[Stored entries]
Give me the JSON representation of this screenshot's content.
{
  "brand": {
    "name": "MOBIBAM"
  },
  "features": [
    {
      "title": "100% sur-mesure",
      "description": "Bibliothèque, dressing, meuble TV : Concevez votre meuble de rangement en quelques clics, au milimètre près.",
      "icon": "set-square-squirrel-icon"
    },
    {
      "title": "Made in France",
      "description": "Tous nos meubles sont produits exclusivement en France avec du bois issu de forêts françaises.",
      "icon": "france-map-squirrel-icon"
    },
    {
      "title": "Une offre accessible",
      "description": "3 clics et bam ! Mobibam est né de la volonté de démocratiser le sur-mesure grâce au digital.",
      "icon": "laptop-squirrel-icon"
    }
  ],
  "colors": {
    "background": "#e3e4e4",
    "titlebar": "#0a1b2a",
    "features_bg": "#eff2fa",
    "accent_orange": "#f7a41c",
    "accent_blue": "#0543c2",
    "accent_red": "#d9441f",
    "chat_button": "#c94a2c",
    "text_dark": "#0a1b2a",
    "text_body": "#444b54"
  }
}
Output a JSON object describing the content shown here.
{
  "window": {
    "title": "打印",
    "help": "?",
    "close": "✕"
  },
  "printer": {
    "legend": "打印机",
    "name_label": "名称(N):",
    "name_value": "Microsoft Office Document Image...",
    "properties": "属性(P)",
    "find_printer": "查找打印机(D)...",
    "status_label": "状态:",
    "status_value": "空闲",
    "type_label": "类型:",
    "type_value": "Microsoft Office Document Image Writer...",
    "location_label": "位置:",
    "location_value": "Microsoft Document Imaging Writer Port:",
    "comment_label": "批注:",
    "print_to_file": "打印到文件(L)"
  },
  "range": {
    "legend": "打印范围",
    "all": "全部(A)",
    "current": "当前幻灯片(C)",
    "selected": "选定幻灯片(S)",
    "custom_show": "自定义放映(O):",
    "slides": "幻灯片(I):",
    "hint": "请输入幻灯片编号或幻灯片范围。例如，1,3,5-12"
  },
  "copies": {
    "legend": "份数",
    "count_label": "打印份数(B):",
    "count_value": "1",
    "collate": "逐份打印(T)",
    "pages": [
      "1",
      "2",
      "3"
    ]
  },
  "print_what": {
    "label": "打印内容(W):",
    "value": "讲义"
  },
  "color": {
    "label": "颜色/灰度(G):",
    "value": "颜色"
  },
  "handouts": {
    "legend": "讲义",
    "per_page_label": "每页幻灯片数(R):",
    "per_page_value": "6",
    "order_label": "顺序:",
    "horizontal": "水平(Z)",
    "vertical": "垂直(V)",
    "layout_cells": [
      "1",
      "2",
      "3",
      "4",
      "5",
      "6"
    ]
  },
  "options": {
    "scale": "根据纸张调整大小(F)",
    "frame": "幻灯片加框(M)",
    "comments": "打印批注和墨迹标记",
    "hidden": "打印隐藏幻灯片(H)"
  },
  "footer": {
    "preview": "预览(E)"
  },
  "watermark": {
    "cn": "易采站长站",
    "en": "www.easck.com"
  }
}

- [Set exercise]: Extract lines where the string "Writer" occurs.

- [Answer for the task]:
    "type_value": "Microsoft Office Document Image Writer...",
    "location_value": "Microsoft Document Imaging Writer Port:",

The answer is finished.